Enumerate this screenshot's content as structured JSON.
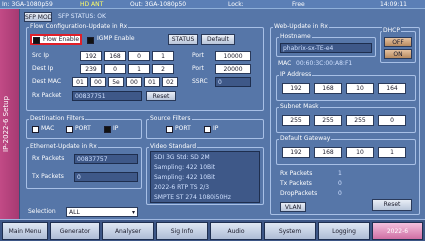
{
  "topbar": {
    "left": "In: 3GA-1080p59",
    "status": "HD ANT",
    "out": "Out: 3GA-1080p50",
    "lock": "Lock:",
    "free": "Free",
    "time": "14:09:11"
  },
  "side_label": "IP-2022-6 Setup",
  "header": {
    "sfp_mode_button": "SFP MODE",
    "sfp_status": "SFP STATUS: OK"
  },
  "flow_config": {
    "title": "Flow Configuration-Update in  Rx",
    "flow_enable": "Flow Enable",
    "igmp_enable": "IGMP Enable",
    "status_button": "STATUS",
    "default_button": "Default",
    "src_ip_label": "Src Ip",
    "src_ip": [
      "192",
      "168",
      "0",
      "1"
    ],
    "dest_ip_label": "Dest Ip",
    "dest_ip": [
      "239",
      "0",
      "1",
      "2"
    ],
    "port_label_1": "Port",
    "port_1": "10000",
    "port_label_2": "Port",
    "port_2": "20000",
    "dest_mac_label": "Dest MAC",
    "dest_mac": [
      "01",
      "00",
      "5e",
      "00",
      "01",
      "02"
    ],
    "ssrc_label": "SSRC",
    "ssrc": "0",
    "rx_packet_label": "Rx Packet",
    "rx_packet": "00837751",
    "reset_button": "Reset"
  },
  "dest_filters": {
    "title": "Destination Filters",
    "mac": "MAC",
    "port": "PORT",
    "ip": "IP"
  },
  "source_filters": {
    "title": "Source Filters",
    "port": "PORT",
    "ip": "IP"
  },
  "ethernet_update": {
    "title": "Ethernet-Update in  Rx",
    "rx_packets_label": "Rx Packets",
    "rx_packets": "00837757",
    "tx_packets_label": "Tx Packets",
    "tx_packets": "0"
  },
  "video_standard": {
    "title": "Video Standard",
    "line1": "SDI 3G Std: SD 2M",
    "line2": "Sampling: 422 10Bit",
    "line3": "Sampling: 422 10Bit",
    "line4": "2022-6 RTP TS  2/3",
    "line5": "SMPTE ST 274 1080i50Hz"
  },
  "selection": {
    "label": "Selection",
    "value": "ALL"
  },
  "web_update": {
    "title": "Web-Update in  Rx",
    "hostname_label": "Hostname",
    "hostname": "phabrix-sx-TE-e4",
    "dhcp_label": "DHCP",
    "dhcp_off": "OFF",
    "dhcp_on": "ON",
    "mac_label": "MAC",
    "mac": "00:60:3C:00:A8:F1",
    "ip_label": "IP Address",
    "ip": [
      "192",
      "168",
      "10",
      "164"
    ],
    "subnet_label": "Subnet Mask",
    "subnet": [
      "255",
      "255",
      "255",
      "0"
    ],
    "gateway_label": "Default Gateway",
    "gateway": [
      "192",
      "168",
      "10",
      "1"
    ],
    "rx_label": "Rx Packets",
    "rx": "1",
    "tx_label": "Tx Packets",
    "tx": "0",
    "drop_label": "DropPackets",
    "drop": "0",
    "vlan_button": "VLAN",
    "reset_button": "Reset"
  },
  "tabs": [
    "Main Menu",
    "Generator",
    "Analyser",
    "Sig Info",
    "Audio",
    "System",
    "Logging",
    "2022-6"
  ]
}
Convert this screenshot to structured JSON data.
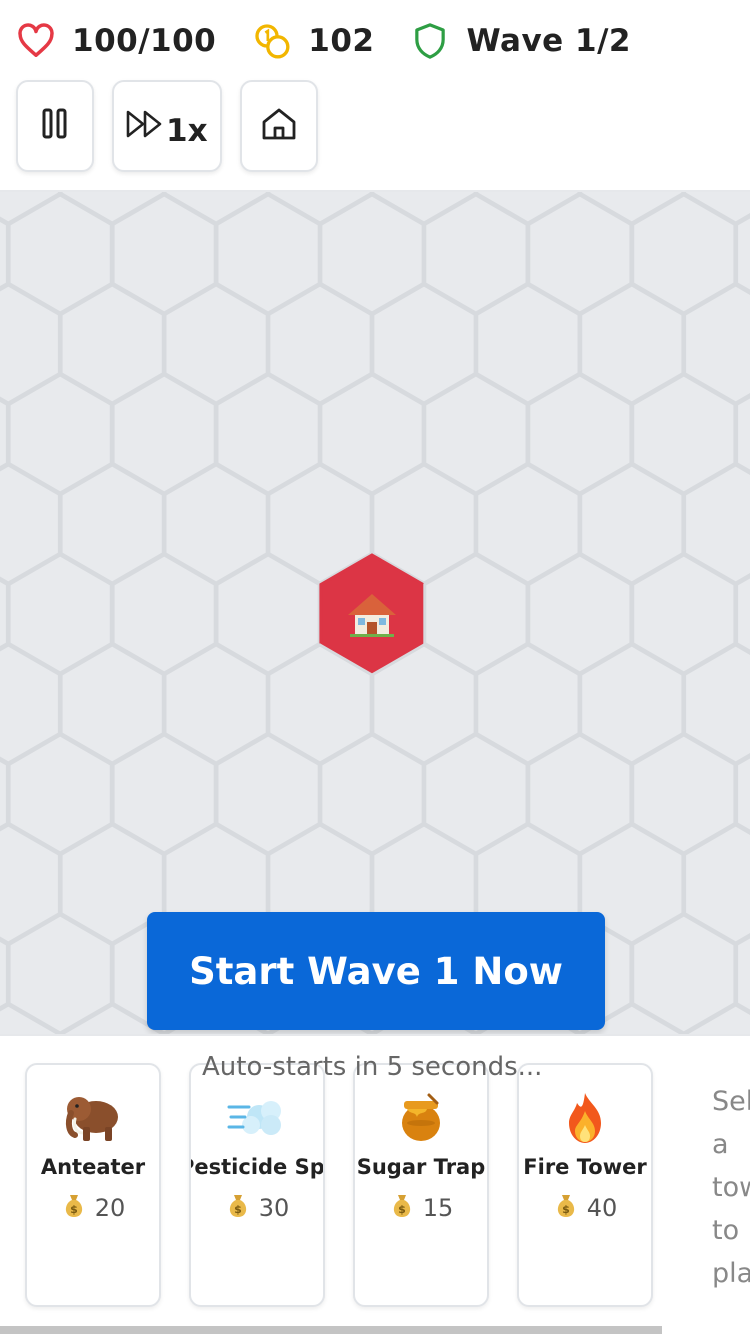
{
  "hud": {
    "health": "100/100",
    "coins": "102",
    "wave": "Wave 1/2"
  },
  "controls": {
    "pause_icon": "pause-icon",
    "speed_icon": "fast-forward-icon",
    "speed_label": "1x",
    "home_icon": "home-icon"
  },
  "board": {
    "base_icon": "house-icon",
    "base_color": "#dc3545",
    "tile_color": "#e8eaed"
  },
  "start_button": {
    "label": "Start Wave 1 Now"
  },
  "autostart_text": "Auto-starts in 5 seconds...",
  "towers": [
    {
      "name": "Anteater",
      "cost": "20",
      "icon": "mammoth-icon"
    },
    {
      "name": "Pesticide Spray",
      "cost": "30",
      "icon": "spray-icon"
    },
    {
      "name": "Sugar Trap",
      "cost": "15",
      "icon": "honey-pot-icon"
    },
    {
      "name": "Fire Tower",
      "cost": "40",
      "icon": "fire-icon"
    }
  ],
  "hint": [
    "Sel",
    "a",
    "tow",
    "to",
    "pla"
  ],
  "colors": {
    "accent": "#0a68d8",
    "health": "#e53945",
    "coins": "#f2b600",
    "wave": "#2e9e44"
  }
}
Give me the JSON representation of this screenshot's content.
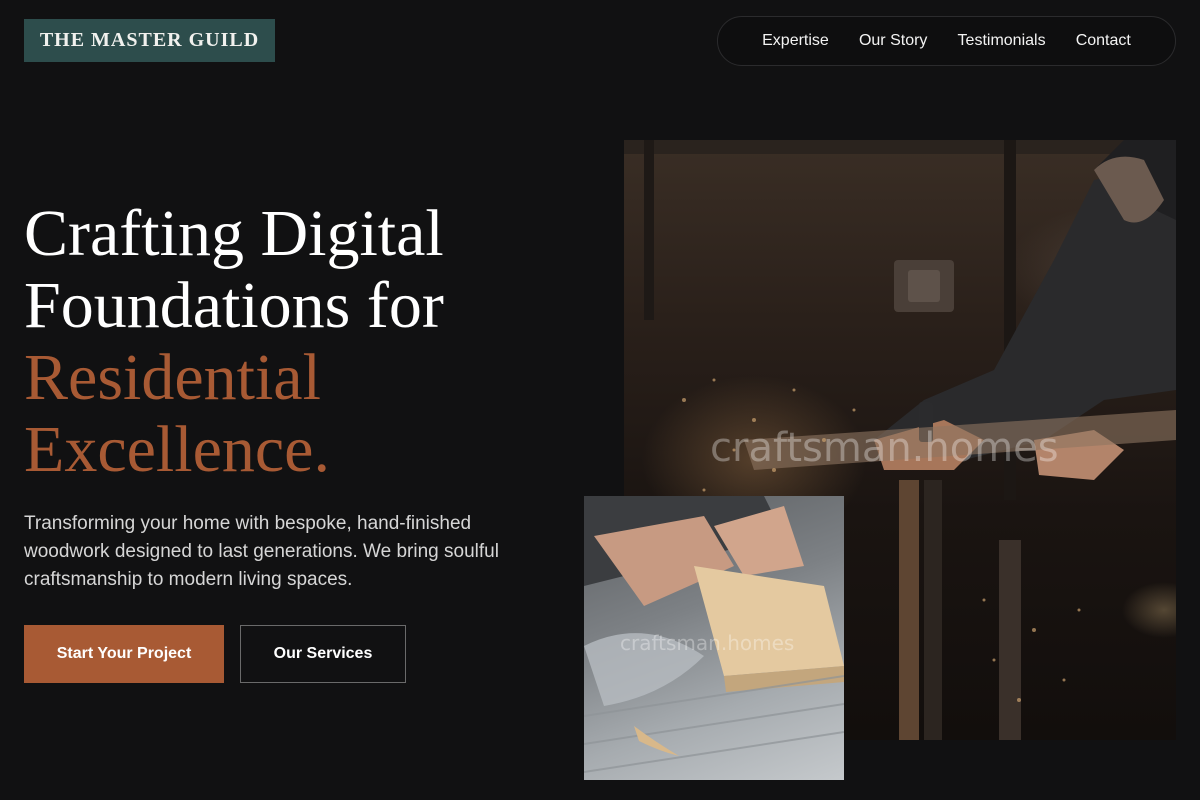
{
  "brand": {
    "logo_text": "THE MASTER GUILD"
  },
  "nav": {
    "items": [
      {
        "label": "Expertise"
      },
      {
        "label": "Our Story"
      },
      {
        "label": "Testimonials"
      },
      {
        "label": "Contact"
      }
    ]
  },
  "hero": {
    "headline": {
      "line1": "Crafting Digital",
      "line2": "Foundations for",
      "accent_line1": "Residential",
      "accent_line2": "Excellence."
    },
    "subtext": "Transforming your home with bespoke, hand-finished woodwork designed to last generations. We bring soulful craftsmanship to modern living spaces.",
    "primary_cta": "Start Your Project",
    "secondary_cta": "Our Services"
  },
  "images": {
    "main": {
      "subject": "craftsman cutting wood with a saw, sawdust flying",
      "watermark": "craftsman.homes"
    },
    "secondary": {
      "subject": "hands pushing a wood block across a table saw",
      "watermark": "craftsman.homes"
    }
  },
  "colors": {
    "background": "#111112",
    "logo_bg": "#2d4d4c",
    "accent": "#a85a34",
    "text": "#ffffff",
    "muted_text": "#d6d6d6"
  }
}
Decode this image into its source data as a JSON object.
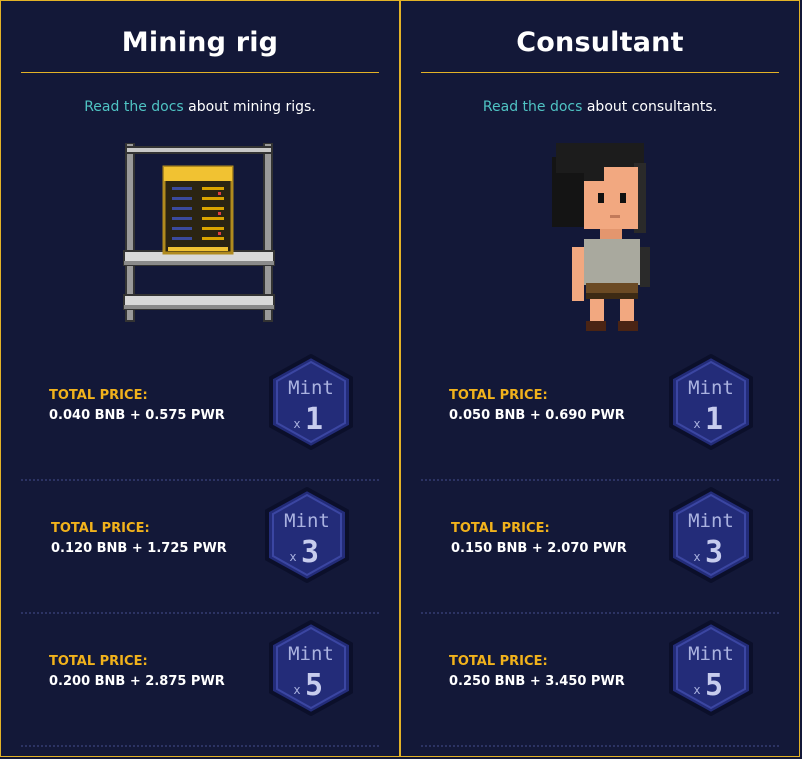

■ **Stated goal**
Write out the whole listing exactly, and drop the pictures.

■ **Correct answer**
Enumerate this screenshot's content as structured JSON.
{
  "topbar": {
    "left": "In: 3GA-1080p59",
    "status": "HD ANT",
    "out": "Out: 3GA-1080p50",
    "lock": "Lock:",
    "free": "Free",
    "time": "14:09:11"
  },
  "side_label": "IP-2022-6 Setup",
  "header": {
    "sfp_mode_button": "SFP MODE",
    "sfp_status": "SFP STATUS: OK"
  },
  "flow_config": {
    "title": "Flow Configuration-Update in  Rx",
    "flow_enable": "Flow Enable",
    "igmp_enable": "IGMP Enable",
    "status_button": "STATUS",
    "default_button": "Default",
    "src_ip_label": "Src Ip",
    "src_ip": [
      "192",
      "168",
      "0",
      "1"
    ],
    "dest_ip_label": "Dest Ip",
    "dest_ip": [
      "239",
      "0",
      "1",
      "2"
    ],
    "port_label_1": "Port",
    "port_1": "10000",
    "port_label_2": "Port",
    "port_2": "20000",
    "dest_mac_label": "Dest MAC",
    "dest_mac": [
      "01",
      "00",
      "5e",
      "00",
      "01",
      "02"
    ],
    "ssrc_label": "SSRC",
    "ssrc": "0",
    "rx_packet_label": "Rx Packet",
    "rx_packet": "00837751",
    "reset_button": "Reset"
  },
  "dest_filters": {
    "title": "Destination Filters",
    "mac": "MAC",
    "port": "PORT",
    "ip": "IP"
  },
  "source_filters": {
    "title": "Source Filters",
    "port": "PORT",
    "ip": "IP"
  },
  "ethernet_update": {
    "title": "Ethernet-Update in  Rx",
    "rx_packets_label": "Rx Packets",
    "rx_packets": "00837757",
    "tx_packets_label": "Tx Packets",
    "tx_packets": "0"
  },
  "video_standard": {
    "title": "Video Standard",
    "line1": "SDI 3G Std: SD 2M",
    "line2": "Sampling: 422 10Bit",
    "line3": "Sampling: 422 10Bit",
    "line4": "2022-6 RTP TS  2/3",
    "line5": "SMPTE ST 274 1080i50Hz"
  },
  "selection": {
    "label": "Selection",
    "value": "ALL"
  },
  "web_update": {
    "title": "Web-Update in  Rx",
    "hostname_label": "Hostname",
    "hostname": "phabrix-sx-TE-e4",
    "dhcp_label": "DHCP",
    "dhcp_off": "OFF",
    "dhcp_on": "ON",
    "mac_label": "MAC",
    "mac": "00:60:3C:00:A8:F1",
    "ip_label": "IP Address",
    "ip": [
      "192",
      "168",
      "10",
      "164"
    ],
    "subnet_label": "Subnet Mask",
    "subnet": [
      "255",
      "255",
      "255",
      "0"
    ],
    "gateway_label": "Default Gateway",
    "gateway": [
      "192",
      "168",
      "10",
      "1"
    ],
    "rx_label": "Rx Packets",
    "rx": "1",
    "tx_label": "Tx Packets",
    "tx": "0",
    "drop_label": "DropPackets",
    "drop": "0",
    "vlan_button": "VLAN",
    "reset_button": "Reset"
  },
  "tabs": [
    "Main Menu",
    "Generator",
    "Analyser",
    "Sig Info",
    "Audio",
    "System",
    "Logging",
    "2022-6"
  ]
}
Convert this screenshot to structured JSON data.
{
  "hud": {
    "health": "100/100",
    "coins": "102",
    "wave": "Wave 1/2"
  },
  "controls": {
    "pause_icon": "pause-icon",
    "speed_icon": "fast-forward-icon",
    "speed_label": "1x",
    "home_icon": "home-icon"
  },
  "board": {
    "base_icon": "house-icon",
    "base_color": "#dc3545",
    "tile_color": "#e8eaed"
  },
  "start_button": {
    "label": "Start Wave 1 Now"
  },
  "autostart_text": "Auto-starts in 5 seconds...",
  "towers": [
    {
      "name": "Anteater",
      "cost": "20",
      "icon": "mammoth-icon"
    },
    {
      "name": "Pesticide Spray",
      "cost": "30",
      "icon": "spray-icon"
    },
    {
      "name": "Sugar Trap",
      "cost": "15",
      "icon": "honey-pot-icon"
    },
    {
      "name": "Fire Tower",
      "cost": "40",
      "icon": "fire-icon"
    }
  ],
  "hint": [
    "Sel",
    "a",
    "tow",
    "to",
    "pla"
  ],
  "colors": {
    "accent": "#0a68d8",
    "health": "#e53945",
    "coins": "#f2b600",
    "wave": "#2e9e44"
  }
}
Give me the JSON representation of this screenshot's content.
{
  "brand": {
    "logo_text": "THE MASTER GUILD"
  },
  "nav": {
    "items": [
      {
        "label": "Expertise"
      },
      {
        "label": "Our Story"
      },
      {
        "label": "Testimonials"
      },
      {
        "label": "Contact"
      }
    ]
  },
  "hero": {
    "headline": {
      "line1": "Crafting Digital",
      "line2": "Foundations for",
      "accent_line1": "Residential",
      "accent_line2": "Excellence."
    },
    "subtext": "Transforming your home with bespoke, hand-finished woodwork designed to last generations. We bring soulful craftsmanship to modern living spaces.",
    "primary_cta": "Start Your Project",
    "secondary_cta": "Our Services"
  },
  "images": {
    "main": {
      "subject": "craftsman cutting wood with a saw, sawdust flying",
      "watermark": "craftsman.homes"
    },
    "secondary": {
      "subject": "hands pushing a wood block across a table saw",
      "watermark": "craftsman.homes"
    }
  },
  "colors": {
    "background": "#111112",
    "logo_bg": "#2d4d4c",
    "accent": "#a85a34",
    "text": "#ffffff",
    "muted_text": "#d6d6d6"
  }
}
Decode this image into its source data as a JSON object.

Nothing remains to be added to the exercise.